• ТЕКСТ:
☆ ☆ ☆ ☆ ☆

Выбрать главу

16 апреля 1866 года некий Дмитрий Каракозов, дворянин, сын бедного помещика, которого последовательно исключали за невзнос платы за учение из Казанского и Московского университетов, произвел в Летнем саду выстрел в царя. Выстрел был предотвращен крестьянином Комиссаровым. Будучи арестован и допрошен, Каракозов объявил, что он хотел отомстить за народ, обманутый кажущимся освобождением. Каракозова судил и приговорил к смерти военный суд[36], несмотря на закон, только что установивший суд присяжных. Последствием этого покушения была отставка министра народного просвещения Головнина, который был заменеп графом Д. А. Толстым, обер-прокурором святейшего синода. С Д. А. Толстого начался период откровенной реакции. В университетах возобновились исключения студентов, в гимназиях обучение точным наукам было урезано в пользу обучения древним языкам, рассматриваемым как панацея против революционного духа. Но ввиду недостатка в преподавателях латинского и греческого языков пришлось с большими затратами создать своеобразный персонал, где немцы и австрийские славяне (преимущественно чехи), набранные случайно, занимали первое место; и первым следствием реформы преподавания было явное снижение его качества.

☆ ☆ ☆ ☆ ☆

• ИСХОДНЫЕ ДАННЫЕ:
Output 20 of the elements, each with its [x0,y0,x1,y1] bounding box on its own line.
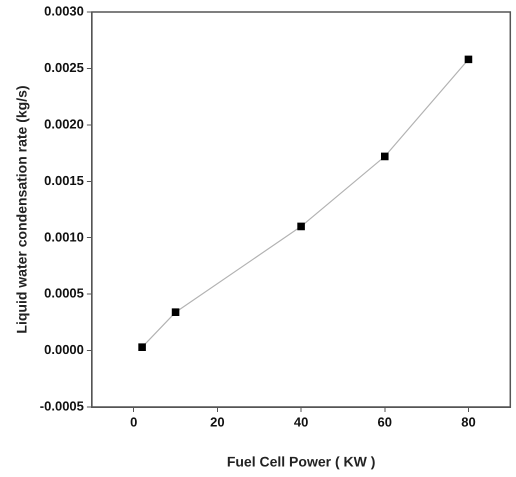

☆ ☆ ☆ ☆ ☆

• ЗАДАНИЕ: Кем, согласно тексту о покушении Каракозова, был предотвращен выстрел в царя? Для ответа следует опираться исключительно на текст.

• РЕШЕНИЕ ЗАДАЧИ: Крестьянином Комиссаровым.